SHORT EXERCISE: Repeat every line of the data exactly, but not the pictures.

ROWS:

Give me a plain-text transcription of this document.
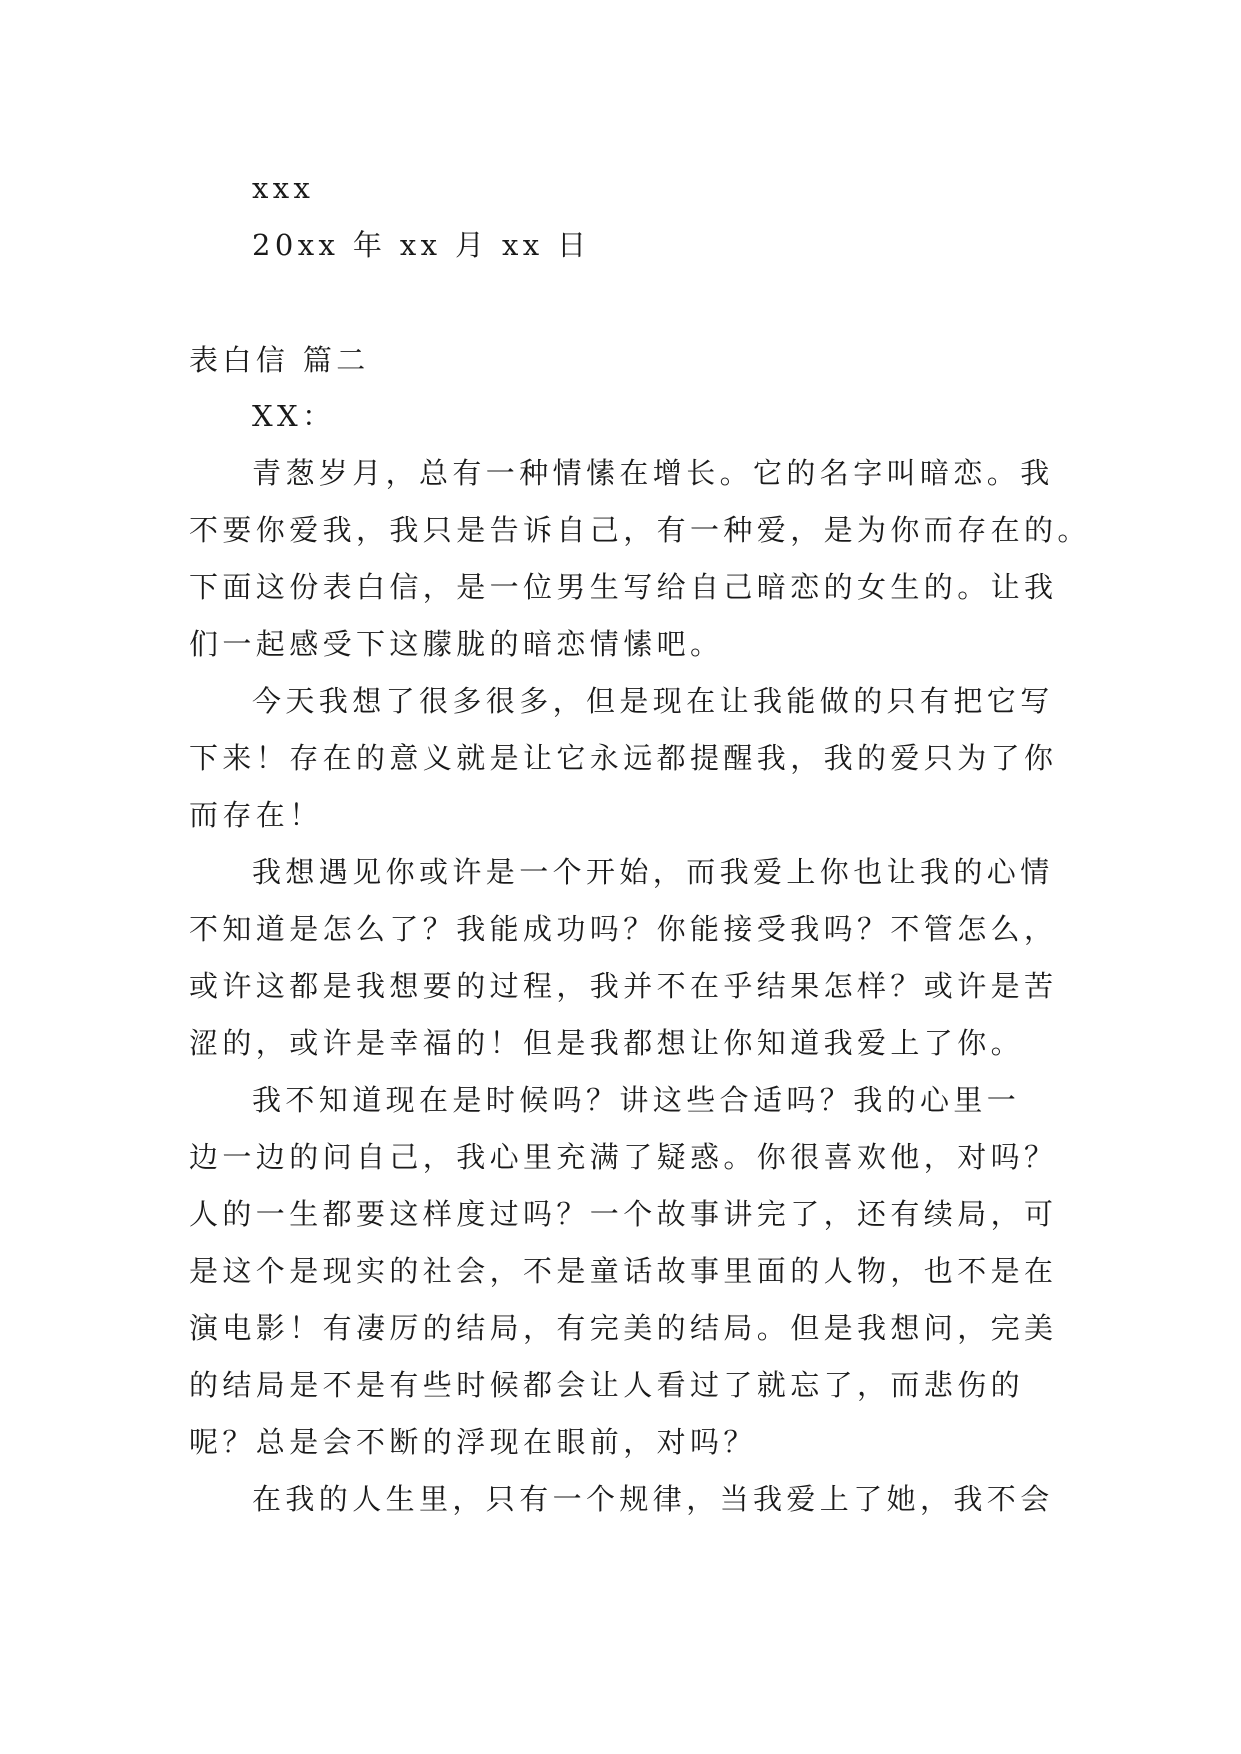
xxx
20xx 年 xx 月 xx 日
表白信 篇二
XX：
青葱岁月，总有一种情愫在增长。它的名字叫暗恋。我
不要你爱我，我只是告诉自己，有一种爱，是为你而存在的。
下面这份表白信，是一位男生写给自己暗恋的女生的。让我
们一起感受下这朦胧的暗恋情愫吧。
今天我想了很多很多，但是现在让我能做的只有把它写
下来！存在的意义就是让它永远都提醒我，我的爱只为了你
而存在！
我想遇见你或许是一个开始，而我爱上你也让我的心情
不知道是怎么了？我能成功吗？你能接受我吗？不管怎么，
或许这都是我想要的过程，我并不在乎结果怎样？或许是苦
涩的，或许是幸福的！但是我都想让你知道我爱上了你。
我不知道现在是时候吗？讲这些合适吗？我的心里一
边一边的问自己，我心里充满了疑惑。你很喜欢他，对吗？
人的一生都要这样度过吗？一个故事讲完了，还有续局，可
是这个是现实的社会，不是童话故事里面的人物，也不是在
演电影！有凄厉的结局，有完美的结局。但是我想问，完美
的结局是不是有些时候都会让人看过了就忘了，而悲伤的
呢？总是会不断的浮现在眼前，对吗？
在我的人生里，只有一个规律，当我爱上了她，我不会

SOLUTION TO THIS TASK:
Give me a plain-text transcription of this document.
xxx
20xx 年 xx 月 xx 日
表白信 篇二
XX：
青葱岁月，总有一种情愫在增长。它的名字叫暗恋。我
不要你爱我，我只是告诉自己，有一种爱，是为你而存在的。
下面这份表白信，是一位男生写给自己暗恋的女生的。让我
们一起感受下这朦胧的暗恋情愫吧。
今天我想了很多很多，但是现在让我能做的只有把它写
下来！存在的意义就是让它永远都提醒我，我的爱只为了你
而存在！
我想遇见你或许是一个开始，而我爱上你也让我的心情
不知道是怎么了？我能成功吗？你能接受我吗？不管怎么，
或许这都是我想要的过程，我并不在乎结果怎样？或许是苦
涩的，或许是幸福的！但是我都想让你知道我爱上了你。
我不知道现在是时候吗？讲这些合适吗？我的心里一
边一边的问自己，我心里充满了疑惑。你很喜欢他，对吗？
人的一生都要这样度过吗？一个故事讲完了，还有续局，可
是这个是现实的社会，不是童话故事里面的人物，也不是在
演电影！有凄厉的结局，有完美的结局。但是我想问，完美
的结局是不是有些时候都会让人看过了就忘了，而悲伤的
呢？总是会不断的浮现在眼前，对吗？
在我的人生里，只有一个规律，当我爱上了她，我不会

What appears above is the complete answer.